LISTED RECORDS>
▼▼▼
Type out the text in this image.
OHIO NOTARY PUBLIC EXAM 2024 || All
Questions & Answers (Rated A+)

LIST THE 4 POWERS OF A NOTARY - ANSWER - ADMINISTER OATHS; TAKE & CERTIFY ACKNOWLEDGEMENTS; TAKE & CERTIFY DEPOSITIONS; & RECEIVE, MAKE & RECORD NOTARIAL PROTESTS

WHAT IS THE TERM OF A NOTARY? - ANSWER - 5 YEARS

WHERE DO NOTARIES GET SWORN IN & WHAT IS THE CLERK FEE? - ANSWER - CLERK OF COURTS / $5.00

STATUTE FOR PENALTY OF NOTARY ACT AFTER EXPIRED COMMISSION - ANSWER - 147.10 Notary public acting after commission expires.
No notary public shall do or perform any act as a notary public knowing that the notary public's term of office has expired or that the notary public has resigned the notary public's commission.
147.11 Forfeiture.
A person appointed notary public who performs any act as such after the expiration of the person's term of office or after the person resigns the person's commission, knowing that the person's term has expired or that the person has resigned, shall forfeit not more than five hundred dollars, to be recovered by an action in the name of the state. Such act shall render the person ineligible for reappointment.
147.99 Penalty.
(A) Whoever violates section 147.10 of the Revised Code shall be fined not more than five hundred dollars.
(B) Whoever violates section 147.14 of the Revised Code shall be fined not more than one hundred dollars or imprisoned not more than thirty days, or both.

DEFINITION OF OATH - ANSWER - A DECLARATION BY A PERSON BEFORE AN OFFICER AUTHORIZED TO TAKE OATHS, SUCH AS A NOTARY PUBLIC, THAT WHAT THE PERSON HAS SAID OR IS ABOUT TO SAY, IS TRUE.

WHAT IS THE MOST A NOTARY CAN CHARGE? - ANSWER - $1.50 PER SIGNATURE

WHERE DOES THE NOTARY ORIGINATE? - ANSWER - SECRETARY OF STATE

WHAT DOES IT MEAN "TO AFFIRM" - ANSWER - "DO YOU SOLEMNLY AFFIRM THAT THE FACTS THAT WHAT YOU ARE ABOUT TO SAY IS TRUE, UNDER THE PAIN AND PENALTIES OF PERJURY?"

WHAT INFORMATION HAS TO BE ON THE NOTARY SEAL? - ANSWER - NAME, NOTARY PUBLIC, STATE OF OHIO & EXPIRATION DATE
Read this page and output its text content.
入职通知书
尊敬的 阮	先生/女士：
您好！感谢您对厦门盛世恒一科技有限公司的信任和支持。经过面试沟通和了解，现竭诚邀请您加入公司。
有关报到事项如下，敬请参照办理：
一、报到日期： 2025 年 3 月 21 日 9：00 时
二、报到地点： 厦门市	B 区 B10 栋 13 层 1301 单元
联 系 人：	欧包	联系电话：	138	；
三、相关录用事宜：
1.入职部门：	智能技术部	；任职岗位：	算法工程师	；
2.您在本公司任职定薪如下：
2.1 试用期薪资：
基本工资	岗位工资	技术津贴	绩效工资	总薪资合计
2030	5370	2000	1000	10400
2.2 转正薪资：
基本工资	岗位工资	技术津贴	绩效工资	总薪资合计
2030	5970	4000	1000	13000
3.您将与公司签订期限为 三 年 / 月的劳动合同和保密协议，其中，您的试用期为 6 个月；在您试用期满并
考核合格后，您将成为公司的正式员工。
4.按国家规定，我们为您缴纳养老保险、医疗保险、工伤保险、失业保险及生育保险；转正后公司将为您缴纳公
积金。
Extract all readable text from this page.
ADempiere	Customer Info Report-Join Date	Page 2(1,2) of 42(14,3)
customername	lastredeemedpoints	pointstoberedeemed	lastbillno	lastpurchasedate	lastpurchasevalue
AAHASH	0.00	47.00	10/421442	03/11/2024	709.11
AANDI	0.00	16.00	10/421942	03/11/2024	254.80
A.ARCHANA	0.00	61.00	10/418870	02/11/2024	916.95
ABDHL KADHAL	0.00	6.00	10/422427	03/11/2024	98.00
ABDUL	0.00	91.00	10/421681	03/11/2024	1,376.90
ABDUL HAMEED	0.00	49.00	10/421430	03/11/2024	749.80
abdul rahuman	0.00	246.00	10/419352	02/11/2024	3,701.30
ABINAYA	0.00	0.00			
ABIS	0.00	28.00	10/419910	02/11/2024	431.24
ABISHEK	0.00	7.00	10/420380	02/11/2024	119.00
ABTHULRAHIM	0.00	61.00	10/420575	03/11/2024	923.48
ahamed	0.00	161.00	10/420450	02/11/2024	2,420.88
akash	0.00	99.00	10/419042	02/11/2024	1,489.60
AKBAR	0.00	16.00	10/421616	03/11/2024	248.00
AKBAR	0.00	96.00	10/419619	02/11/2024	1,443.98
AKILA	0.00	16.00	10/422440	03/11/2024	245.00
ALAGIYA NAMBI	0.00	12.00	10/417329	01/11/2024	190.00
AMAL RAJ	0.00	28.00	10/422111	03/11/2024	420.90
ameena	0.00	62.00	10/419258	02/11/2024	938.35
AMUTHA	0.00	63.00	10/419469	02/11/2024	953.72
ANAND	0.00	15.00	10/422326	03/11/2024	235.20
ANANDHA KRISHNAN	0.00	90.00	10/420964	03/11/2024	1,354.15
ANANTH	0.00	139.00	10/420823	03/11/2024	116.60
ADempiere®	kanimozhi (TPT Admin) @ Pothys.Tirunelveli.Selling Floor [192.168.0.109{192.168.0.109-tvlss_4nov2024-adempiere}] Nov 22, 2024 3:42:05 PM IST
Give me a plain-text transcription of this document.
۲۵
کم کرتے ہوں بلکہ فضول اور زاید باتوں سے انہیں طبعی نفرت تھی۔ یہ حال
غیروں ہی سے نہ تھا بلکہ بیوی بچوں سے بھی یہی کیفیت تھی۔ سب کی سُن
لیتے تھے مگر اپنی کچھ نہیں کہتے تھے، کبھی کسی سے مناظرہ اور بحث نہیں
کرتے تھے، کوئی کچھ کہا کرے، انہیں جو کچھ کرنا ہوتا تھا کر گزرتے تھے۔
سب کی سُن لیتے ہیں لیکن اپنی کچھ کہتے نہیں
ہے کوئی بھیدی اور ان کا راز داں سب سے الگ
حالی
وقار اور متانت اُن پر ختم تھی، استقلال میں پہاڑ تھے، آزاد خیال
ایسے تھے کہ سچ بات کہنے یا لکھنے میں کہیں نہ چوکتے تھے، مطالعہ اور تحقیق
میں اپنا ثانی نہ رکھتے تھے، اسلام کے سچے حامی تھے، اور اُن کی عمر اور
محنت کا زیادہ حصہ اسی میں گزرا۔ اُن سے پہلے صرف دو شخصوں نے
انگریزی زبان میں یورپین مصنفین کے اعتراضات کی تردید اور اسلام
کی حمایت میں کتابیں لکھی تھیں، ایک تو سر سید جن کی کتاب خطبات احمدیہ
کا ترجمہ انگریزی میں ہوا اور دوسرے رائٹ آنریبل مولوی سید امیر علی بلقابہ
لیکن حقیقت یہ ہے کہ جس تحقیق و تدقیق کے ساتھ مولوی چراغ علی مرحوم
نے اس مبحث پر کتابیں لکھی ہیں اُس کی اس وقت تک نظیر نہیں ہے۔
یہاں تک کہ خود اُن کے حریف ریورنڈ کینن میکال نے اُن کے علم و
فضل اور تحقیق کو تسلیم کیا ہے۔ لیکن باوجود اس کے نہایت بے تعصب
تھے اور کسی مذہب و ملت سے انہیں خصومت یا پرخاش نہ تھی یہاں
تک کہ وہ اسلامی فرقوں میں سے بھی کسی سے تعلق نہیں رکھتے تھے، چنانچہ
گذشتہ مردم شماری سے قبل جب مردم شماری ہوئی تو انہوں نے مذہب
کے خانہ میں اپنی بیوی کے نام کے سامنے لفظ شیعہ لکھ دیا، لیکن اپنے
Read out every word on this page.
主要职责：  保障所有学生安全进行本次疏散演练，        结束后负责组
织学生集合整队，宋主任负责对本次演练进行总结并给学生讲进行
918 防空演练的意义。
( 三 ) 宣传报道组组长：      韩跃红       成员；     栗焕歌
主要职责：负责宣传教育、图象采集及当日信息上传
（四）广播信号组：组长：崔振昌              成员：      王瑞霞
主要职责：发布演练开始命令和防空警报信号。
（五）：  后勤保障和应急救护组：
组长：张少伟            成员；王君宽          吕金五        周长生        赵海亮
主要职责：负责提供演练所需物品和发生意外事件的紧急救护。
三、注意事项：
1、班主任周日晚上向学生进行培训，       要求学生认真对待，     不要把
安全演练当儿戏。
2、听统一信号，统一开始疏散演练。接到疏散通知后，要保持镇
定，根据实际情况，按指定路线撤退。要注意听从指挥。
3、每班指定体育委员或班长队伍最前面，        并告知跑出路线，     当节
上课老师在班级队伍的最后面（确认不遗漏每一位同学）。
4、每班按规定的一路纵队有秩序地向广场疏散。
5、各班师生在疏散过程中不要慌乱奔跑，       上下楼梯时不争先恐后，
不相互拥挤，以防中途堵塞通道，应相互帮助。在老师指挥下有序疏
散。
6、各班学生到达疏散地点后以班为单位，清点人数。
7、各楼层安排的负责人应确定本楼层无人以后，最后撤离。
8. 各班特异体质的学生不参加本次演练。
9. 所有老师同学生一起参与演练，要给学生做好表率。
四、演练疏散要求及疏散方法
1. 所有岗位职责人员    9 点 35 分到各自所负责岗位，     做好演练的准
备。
▲▲▲
DIRECTIONS> Repeat word for word the lines running from the line containing "Read out every word on this page." to the end of the entries above, inclusive.

ANSWER BELOW>
Read out every word on this page.
主要职责：  保障所有学生安全进行本次疏散演练，        结束后负责组
织学生集合整队，宋主任负责对本次演练进行总结并给学生讲进行
918 防空演练的意义。
( 三 ) 宣传报道组组长：      韩跃红       成员；     栗焕歌
主要职责：负责宣传教育、图象采集及当日信息上传
（四）广播信号组：组长：崔振昌              成员：      王瑞霞
主要职责：发布演练开始命令和防空警报信号。
（五）：  后勤保障和应急救护组：
组长：张少伟            成员；王君宽          吕金五        周长生        赵海亮
主要职责：负责提供演练所需物品和发生意外事件的紧急救护。
三、注意事项：
1、班主任周日晚上向学生进行培训，       要求学生认真对待，     不要把
安全演练当儿戏。
2、听统一信号，统一开始疏散演练。接到疏散通知后，要保持镇
定，根据实际情况，按指定路线撤退。要注意听从指挥。
3、每班指定体育委员或班长队伍最前面，        并告知跑出路线，     当节
上课老师在班级队伍的最后面（确认不遗漏每一位同学）。
4、每班按规定的一路纵队有秩序地向广场疏散。
5、各班师生在疏散过程中不要慌乱奔跑，       上下楼梯时不争先恐后，
不相互拥挤，以防中途堵塞通道，应相互帮助。在老师指挥下有序疏
散。
6、各班学生到达疏散地点后以班为单位，清点人数。
7、各楼层安排的负责人应确定本楼层无人以后，最后撤离。
8. 各班特异体质的学生不参加本次演练。
9. 所有老师同学生一起参与演练，要给学生做好表率。
四、演练疏散要求及疏散方法
1. 所有岗位职责人员    9 点 35 分到各自所负责岗位，     做好演练的准
备。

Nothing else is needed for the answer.